## WHAT THE TASK ASKS
Look through the data below. Pick out the lines holding the string "متضاد".

## ENTRIES PROVIDED

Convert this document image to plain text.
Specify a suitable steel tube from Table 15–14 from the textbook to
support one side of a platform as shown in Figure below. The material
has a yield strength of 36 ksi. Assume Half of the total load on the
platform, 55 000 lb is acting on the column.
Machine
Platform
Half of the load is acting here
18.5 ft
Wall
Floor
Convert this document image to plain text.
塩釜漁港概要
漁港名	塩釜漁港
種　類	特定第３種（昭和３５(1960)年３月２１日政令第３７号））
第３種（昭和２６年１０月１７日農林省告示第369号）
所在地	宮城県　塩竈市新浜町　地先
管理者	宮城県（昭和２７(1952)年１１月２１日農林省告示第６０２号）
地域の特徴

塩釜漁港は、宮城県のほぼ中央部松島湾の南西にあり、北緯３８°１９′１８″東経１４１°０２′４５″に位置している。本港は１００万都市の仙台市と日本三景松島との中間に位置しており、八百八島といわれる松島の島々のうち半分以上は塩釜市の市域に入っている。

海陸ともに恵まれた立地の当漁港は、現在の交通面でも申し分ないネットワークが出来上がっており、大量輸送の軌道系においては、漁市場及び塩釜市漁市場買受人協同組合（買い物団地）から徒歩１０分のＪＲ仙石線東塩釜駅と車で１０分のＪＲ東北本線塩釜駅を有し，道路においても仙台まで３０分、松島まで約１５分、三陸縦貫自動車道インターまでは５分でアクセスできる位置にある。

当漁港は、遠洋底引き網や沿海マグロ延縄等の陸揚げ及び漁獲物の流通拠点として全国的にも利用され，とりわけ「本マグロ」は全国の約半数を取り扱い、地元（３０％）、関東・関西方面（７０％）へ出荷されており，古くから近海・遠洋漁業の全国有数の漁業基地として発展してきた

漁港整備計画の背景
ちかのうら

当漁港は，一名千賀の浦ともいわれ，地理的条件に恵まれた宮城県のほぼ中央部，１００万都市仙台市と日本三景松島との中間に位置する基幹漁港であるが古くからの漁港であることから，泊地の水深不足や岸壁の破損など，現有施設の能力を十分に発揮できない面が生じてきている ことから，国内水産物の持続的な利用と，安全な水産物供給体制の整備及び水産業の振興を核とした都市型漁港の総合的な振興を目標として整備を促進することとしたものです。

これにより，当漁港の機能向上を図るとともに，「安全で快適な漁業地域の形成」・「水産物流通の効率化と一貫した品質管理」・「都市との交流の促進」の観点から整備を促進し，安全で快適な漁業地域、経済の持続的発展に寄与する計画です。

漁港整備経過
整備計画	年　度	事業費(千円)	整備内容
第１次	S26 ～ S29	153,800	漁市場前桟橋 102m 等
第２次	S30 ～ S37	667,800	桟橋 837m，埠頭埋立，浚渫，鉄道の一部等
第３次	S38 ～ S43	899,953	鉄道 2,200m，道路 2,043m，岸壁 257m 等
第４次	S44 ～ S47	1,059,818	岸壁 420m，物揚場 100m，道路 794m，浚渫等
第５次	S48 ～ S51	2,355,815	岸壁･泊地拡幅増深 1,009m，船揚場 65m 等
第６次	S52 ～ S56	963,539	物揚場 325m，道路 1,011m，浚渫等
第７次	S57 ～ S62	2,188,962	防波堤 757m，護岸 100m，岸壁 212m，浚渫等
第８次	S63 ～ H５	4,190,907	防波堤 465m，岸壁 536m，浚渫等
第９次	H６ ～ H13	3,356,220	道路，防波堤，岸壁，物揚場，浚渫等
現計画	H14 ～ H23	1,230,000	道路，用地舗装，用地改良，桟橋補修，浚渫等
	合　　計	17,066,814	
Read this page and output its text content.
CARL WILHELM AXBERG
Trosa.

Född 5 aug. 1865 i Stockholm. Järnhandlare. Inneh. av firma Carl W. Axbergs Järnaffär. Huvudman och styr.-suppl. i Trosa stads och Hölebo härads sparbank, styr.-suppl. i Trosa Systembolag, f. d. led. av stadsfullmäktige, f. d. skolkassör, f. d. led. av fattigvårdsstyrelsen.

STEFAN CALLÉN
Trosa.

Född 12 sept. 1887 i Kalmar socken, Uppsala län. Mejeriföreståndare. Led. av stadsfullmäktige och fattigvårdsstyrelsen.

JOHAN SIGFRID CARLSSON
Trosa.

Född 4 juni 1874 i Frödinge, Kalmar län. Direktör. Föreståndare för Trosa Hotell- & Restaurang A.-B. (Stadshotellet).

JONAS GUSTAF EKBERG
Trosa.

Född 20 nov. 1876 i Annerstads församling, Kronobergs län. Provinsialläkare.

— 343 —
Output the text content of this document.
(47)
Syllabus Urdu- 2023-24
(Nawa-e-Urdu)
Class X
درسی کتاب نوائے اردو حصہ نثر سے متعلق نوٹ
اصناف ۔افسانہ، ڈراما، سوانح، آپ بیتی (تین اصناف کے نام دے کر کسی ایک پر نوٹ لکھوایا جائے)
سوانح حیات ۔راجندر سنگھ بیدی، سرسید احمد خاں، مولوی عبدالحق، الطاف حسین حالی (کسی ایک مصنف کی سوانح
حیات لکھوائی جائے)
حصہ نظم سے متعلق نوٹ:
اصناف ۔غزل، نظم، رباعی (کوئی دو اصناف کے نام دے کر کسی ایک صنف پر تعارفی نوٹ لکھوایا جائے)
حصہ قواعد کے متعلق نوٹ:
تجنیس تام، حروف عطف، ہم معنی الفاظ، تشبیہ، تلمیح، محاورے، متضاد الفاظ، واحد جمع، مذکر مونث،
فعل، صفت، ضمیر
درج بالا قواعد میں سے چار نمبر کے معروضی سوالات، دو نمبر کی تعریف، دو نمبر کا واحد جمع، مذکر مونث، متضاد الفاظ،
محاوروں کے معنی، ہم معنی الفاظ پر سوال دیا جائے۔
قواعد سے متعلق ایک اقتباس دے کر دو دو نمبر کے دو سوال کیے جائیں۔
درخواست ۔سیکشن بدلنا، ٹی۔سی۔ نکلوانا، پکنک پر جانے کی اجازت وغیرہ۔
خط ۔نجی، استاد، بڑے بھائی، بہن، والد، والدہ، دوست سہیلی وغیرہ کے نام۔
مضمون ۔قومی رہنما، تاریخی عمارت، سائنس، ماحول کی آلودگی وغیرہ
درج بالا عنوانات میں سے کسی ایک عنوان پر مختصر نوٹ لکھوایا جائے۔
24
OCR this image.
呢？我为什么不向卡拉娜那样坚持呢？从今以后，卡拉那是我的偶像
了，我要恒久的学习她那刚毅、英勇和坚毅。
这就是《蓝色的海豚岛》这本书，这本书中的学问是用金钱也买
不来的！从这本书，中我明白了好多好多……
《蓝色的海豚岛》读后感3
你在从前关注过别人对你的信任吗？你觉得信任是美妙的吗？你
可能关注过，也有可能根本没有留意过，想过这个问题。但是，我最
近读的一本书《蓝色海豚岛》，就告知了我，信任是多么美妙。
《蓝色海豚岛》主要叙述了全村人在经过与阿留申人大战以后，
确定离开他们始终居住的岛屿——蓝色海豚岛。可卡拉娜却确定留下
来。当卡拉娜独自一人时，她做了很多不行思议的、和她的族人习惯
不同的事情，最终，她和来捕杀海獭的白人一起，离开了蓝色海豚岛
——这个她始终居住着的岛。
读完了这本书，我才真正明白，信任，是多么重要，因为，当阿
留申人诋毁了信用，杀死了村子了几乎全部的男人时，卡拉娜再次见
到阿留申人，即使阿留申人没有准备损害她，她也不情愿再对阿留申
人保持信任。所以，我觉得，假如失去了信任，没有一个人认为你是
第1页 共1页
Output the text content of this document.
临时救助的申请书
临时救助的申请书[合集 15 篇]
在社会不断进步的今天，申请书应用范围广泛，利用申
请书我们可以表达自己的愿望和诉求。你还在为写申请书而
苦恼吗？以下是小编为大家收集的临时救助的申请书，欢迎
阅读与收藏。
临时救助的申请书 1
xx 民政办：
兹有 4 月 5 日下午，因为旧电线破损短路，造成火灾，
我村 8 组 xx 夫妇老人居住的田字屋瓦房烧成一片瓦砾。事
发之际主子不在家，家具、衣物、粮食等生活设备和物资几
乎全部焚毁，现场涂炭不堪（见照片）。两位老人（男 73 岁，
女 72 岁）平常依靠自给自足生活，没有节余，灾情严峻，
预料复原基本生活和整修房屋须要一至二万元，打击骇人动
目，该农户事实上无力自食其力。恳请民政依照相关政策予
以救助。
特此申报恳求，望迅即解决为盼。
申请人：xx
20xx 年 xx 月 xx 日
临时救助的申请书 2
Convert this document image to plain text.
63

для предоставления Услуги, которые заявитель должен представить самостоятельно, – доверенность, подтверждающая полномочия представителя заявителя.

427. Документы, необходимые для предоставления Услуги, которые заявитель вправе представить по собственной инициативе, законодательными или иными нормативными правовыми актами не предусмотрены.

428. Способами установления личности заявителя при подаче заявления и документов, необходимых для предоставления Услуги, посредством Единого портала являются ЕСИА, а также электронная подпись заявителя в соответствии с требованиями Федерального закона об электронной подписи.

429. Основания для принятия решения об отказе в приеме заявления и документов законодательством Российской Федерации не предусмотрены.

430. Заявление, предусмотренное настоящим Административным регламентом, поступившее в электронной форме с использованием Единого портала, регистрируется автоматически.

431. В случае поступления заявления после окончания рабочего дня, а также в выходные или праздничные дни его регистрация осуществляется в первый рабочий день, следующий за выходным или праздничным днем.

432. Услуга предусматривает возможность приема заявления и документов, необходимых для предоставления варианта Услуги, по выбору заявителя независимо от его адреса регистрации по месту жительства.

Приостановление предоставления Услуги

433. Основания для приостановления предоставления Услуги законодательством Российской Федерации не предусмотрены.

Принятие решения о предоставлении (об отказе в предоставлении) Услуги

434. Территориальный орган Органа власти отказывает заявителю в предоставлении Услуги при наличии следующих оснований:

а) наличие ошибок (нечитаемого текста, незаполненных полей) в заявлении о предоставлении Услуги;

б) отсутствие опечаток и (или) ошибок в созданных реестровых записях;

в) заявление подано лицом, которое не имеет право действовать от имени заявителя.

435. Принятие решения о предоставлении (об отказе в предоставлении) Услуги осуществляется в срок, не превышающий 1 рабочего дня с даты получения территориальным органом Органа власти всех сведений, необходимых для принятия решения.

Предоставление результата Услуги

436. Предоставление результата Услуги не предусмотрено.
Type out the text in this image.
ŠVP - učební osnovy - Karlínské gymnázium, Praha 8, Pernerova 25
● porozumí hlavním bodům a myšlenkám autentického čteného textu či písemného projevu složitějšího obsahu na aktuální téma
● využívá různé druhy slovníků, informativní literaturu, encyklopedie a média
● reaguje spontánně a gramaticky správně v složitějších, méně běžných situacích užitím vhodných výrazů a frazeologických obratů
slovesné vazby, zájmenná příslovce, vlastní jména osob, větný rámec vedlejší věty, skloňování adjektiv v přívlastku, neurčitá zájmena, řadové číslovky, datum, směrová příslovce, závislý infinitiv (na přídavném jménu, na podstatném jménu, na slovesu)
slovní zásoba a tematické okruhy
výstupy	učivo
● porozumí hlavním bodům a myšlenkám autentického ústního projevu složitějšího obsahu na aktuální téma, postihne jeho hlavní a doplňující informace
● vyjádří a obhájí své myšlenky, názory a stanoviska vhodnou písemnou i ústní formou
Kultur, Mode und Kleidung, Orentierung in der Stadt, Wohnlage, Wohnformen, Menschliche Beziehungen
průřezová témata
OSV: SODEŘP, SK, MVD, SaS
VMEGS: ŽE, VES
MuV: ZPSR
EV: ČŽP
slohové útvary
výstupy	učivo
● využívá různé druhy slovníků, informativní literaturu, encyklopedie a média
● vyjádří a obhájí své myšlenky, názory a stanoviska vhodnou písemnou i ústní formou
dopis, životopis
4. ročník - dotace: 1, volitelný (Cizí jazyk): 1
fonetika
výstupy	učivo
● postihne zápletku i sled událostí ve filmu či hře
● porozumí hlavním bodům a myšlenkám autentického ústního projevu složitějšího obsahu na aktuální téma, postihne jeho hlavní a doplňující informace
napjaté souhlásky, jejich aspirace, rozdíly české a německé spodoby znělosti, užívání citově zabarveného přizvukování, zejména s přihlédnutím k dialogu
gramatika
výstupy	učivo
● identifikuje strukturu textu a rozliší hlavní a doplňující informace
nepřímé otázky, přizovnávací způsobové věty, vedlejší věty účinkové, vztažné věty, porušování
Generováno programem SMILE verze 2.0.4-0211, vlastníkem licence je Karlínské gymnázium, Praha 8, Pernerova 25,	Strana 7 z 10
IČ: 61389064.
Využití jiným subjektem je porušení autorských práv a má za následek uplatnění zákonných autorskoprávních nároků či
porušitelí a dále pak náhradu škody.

## EXERCISE RESULT
تجنیس تام، حروف عطف، ہم معنی الفاظ، تشبیہ، تلمیح، محاورے، متضاد الفاظ، واحد جمع، مذکر مونث،
درج بالا قواعد میں سے چار نمبر کے معروضی سوالات، دو نمبر کی تعریف، دو نمبر کا واحد جمع، مذکر مونث، متضاد الفاظ،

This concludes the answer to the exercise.